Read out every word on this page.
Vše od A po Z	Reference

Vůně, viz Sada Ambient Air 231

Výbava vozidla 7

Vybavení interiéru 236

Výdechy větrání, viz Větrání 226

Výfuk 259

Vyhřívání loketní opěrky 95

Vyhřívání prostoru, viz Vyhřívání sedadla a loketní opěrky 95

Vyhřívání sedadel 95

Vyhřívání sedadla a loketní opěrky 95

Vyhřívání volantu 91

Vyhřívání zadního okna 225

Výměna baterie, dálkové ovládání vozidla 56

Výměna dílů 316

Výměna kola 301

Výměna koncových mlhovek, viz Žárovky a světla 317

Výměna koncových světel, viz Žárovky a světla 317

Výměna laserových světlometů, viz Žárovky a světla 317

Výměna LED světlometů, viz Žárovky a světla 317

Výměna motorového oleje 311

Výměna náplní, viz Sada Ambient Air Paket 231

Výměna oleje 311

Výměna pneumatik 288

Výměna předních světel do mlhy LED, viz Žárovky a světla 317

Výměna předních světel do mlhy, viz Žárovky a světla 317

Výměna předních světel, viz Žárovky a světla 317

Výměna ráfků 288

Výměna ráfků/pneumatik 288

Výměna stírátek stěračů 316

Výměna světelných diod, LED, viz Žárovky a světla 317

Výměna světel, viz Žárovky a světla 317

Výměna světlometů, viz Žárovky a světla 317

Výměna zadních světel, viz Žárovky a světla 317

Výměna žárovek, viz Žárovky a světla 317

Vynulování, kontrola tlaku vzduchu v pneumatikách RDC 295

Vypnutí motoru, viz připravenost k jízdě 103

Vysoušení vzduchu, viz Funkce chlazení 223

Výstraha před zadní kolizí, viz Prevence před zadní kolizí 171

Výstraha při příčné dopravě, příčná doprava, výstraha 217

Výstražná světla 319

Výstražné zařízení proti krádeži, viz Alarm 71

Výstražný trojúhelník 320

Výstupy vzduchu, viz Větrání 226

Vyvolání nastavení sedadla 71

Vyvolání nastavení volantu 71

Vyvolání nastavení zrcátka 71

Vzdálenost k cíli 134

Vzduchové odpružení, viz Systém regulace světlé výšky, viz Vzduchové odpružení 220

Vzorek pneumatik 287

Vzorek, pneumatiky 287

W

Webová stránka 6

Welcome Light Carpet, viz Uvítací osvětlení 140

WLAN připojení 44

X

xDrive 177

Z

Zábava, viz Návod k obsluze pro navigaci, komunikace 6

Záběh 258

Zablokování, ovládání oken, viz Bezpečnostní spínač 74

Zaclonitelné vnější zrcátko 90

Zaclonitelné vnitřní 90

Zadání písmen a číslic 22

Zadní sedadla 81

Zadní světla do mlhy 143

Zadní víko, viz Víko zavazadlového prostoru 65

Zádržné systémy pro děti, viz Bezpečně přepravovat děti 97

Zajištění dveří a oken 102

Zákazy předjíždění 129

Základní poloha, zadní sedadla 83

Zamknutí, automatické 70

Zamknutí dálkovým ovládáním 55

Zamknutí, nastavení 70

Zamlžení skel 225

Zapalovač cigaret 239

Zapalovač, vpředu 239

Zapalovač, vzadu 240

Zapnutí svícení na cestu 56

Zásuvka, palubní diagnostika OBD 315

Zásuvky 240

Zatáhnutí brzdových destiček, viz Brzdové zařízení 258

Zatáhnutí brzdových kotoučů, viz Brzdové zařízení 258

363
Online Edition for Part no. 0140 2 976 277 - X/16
════════════════
From the entries above, select each line containing the string "opěrky".

Vyhřívání loketní opěrky 95
Vyhřívání prostoru, viz Vyhřívání sedadla a loketní opěrky 95
Vyhřívání sedadla a loketní opěrky 95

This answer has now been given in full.